Problem requirements | Write out the entire article about Read Across America below, word for word, before the records.

Read Across America

Read+Across+America

Last week Brookside Elementary hosted adults and students from the community to celebrate Read Across America, an annual event that occurs on March 2nd. Besides hosting people to read various books during the day, Brookside also participates in One Book One School, where the whole school reads one book and hosts various book-related events.

This year Brookside is reading two books. One is a shorter picture book called Just Ask by Sonia Sotomayor and Illustrated by Rafael López, and the other is called A Boy Named Bat by Elana K Arnold and illustrated by Charles Santoso. The summaries of the books are as follows.

Just Ask

“Feeling different, especially as a kid, can be tough. But in the same way that different types of plants and flowers make a garden more beautiful and enjoyable, different types of people make our world more vibrant and wonderful.

In Just Ask, United States Supreme Court Justice Sonia Sotomayor celebrates the different abilities kids (and people of all ages) have. Using her own experience as a child who was diagnosed with diabetes, Justice Sotomayor writes about children with all sorts of challenges—and looks at the special powers those kids have as well. As the kids work together to build a community garden, asking questions of each other along the way, this book encourages readers to do the same: When we come across someone who is different from us but we’re not sure why, all we have to do is Just Ask.”

A Boy Called Bat 

“For Bixby Alexander Tam (nicknamed Bat), life tends to be full of surprises—some of them good, some not so good. Today, though, is a good-surprise day. Bat’s mom, a veterinarian, has brought home a baby skunk, which she needs to take care of until she can hand him over to a wild-animal shelter.

But the minute Bat meets the kit, he knows they belong together. And he’s got one month to show his mom that a baby skunk might just make a pretty terrific pet.”

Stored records

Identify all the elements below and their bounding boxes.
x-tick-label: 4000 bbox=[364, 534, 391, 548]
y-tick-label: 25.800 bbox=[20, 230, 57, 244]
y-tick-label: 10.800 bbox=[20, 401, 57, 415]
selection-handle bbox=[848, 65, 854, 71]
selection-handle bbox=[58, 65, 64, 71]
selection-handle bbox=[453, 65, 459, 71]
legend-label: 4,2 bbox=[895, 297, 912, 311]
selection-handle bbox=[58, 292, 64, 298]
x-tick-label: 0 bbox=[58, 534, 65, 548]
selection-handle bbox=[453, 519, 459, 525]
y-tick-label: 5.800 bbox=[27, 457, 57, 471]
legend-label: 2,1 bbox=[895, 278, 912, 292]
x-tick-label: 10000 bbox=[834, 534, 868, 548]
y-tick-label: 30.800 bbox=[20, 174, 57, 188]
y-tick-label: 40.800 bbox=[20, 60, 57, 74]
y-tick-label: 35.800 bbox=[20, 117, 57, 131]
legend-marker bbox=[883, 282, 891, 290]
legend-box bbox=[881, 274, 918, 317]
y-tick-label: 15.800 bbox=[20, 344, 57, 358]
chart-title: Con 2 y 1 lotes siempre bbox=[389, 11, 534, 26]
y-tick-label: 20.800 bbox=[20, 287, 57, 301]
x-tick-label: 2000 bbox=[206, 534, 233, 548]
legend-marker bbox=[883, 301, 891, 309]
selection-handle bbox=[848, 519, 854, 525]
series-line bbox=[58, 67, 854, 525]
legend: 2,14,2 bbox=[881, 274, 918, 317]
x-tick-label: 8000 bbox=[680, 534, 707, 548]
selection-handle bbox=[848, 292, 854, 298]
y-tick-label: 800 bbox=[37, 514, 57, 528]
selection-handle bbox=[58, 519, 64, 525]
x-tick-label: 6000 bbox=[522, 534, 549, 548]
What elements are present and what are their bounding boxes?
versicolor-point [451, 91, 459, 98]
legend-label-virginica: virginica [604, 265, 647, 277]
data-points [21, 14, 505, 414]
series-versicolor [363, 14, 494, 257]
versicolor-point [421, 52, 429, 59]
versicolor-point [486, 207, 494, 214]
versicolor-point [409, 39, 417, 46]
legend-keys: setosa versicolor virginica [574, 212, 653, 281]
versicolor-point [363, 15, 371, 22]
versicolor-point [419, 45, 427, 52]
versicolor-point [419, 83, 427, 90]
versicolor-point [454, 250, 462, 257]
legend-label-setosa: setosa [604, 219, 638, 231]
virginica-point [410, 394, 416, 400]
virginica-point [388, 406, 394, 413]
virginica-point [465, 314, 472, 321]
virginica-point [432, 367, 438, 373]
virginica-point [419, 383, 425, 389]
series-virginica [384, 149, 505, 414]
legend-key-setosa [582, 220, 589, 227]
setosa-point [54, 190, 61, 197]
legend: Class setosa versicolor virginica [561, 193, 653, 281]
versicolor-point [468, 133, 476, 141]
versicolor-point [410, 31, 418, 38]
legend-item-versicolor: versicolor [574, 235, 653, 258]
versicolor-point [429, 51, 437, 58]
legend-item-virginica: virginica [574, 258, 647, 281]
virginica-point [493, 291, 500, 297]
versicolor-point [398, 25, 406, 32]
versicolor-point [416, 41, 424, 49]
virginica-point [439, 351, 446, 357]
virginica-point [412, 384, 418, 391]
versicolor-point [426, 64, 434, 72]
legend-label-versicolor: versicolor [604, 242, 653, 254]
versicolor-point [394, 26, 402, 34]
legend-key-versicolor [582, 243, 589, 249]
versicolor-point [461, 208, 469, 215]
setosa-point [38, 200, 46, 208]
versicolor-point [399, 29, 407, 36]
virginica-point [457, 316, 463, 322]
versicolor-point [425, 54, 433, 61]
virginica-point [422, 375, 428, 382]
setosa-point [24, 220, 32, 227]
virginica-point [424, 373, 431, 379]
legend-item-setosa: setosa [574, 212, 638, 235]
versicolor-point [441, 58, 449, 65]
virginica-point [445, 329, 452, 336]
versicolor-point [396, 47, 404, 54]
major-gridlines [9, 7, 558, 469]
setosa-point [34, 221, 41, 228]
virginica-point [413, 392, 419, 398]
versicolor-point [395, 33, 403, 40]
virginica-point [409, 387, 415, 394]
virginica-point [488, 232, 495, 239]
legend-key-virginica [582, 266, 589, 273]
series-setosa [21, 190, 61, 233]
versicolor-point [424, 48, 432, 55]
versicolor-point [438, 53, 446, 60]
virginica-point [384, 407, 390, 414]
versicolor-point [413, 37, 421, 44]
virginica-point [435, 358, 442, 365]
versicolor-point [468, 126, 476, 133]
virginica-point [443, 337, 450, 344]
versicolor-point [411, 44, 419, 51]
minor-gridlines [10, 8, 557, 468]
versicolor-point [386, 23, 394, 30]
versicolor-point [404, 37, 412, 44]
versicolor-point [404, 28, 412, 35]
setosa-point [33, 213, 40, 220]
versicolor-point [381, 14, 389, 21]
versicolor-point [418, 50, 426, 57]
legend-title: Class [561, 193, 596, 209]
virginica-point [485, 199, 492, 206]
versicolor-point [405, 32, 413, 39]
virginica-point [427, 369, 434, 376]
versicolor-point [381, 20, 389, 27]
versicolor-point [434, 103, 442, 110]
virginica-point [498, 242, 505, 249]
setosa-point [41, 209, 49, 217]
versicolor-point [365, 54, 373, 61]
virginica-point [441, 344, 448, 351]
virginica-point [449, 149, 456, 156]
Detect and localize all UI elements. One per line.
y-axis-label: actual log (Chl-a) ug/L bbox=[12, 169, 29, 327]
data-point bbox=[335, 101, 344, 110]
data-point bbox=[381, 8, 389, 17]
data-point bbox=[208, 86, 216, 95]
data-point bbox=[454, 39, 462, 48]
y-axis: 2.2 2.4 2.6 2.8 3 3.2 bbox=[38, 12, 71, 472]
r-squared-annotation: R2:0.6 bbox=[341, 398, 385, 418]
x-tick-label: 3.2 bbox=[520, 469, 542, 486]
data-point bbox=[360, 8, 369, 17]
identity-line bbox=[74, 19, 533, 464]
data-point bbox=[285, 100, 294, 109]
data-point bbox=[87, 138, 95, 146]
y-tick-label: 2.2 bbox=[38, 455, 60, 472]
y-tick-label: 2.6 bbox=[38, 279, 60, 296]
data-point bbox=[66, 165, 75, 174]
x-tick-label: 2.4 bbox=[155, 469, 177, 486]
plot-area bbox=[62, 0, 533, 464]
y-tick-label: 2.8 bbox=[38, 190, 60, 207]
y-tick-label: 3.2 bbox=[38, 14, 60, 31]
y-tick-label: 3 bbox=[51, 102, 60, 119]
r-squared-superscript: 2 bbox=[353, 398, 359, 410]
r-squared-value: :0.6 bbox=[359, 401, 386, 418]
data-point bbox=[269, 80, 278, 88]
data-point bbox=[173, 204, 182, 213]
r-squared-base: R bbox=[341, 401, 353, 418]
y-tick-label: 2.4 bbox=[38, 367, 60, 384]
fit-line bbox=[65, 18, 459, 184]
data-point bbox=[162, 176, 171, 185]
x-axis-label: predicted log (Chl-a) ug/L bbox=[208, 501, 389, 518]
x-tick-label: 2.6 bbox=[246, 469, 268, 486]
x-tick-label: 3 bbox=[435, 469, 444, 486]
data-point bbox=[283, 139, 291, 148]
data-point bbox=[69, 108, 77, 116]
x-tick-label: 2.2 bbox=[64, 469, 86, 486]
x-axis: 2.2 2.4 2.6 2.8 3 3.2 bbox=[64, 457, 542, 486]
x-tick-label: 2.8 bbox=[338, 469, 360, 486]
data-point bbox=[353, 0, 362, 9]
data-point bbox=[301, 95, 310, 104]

Answer for this exercise |
Read Across America

Read+Across+America

Last week Brookside Elementary hosted adults and students from the community to celebrate Read Across America, an annual event that occurs on March 2nd. Besides hosting people to read various books during the day, Brookside also participates in One Book One School, where the whole school reads one book and hosts various book-related events.

This year Brookside is reading two books. One is a shorter picture book called Just Ask by Sonia Sotomayor and Illustrated by Rafael López, and the other is called A Boy Named Bat by Elana K Arnold and illustrated by Charles Santoso. The summaries of the books are as follows.

Just Ask

“Feeling different, especially as a kid, can be tough. But in the same way that different types of plants and flowers make a garden more beautiful and enjoyable, different types of people make our world more vibrant and wonderful.

In Just Ask, United States Supreme Court Justice Sonia Sotomayor celebrates the different abilities kids (and people of all ages) have. Using her own experience as a child who was diagnosed with diabetes, Justice Sotomayor writes about children with all sorts of challenges—and looks at the special powers those kids have as well. As the kids work together to build a community garden, asking questions of each other along the way, this book encourages readers to do the same: When we come across someone who is different from us but we’re not sure why, all we have to do is Just Ask.”

A Boy Called Bat 

“For Bixby Alexander Tam (nicknamed Bat), life tends to be full of surprises—some of them good, some not so good. Today, though, is a good-surprise day. Bat’s mom, a veterinarian, has brought home a baby skunk, which she needs to take care of until she can hand him over to a wild-animal shelter.

But the minute Bat meets the kit, he knows they belong together. And he’s got one month to show his mom that a baby skunk might just make a pretty terrific pet.”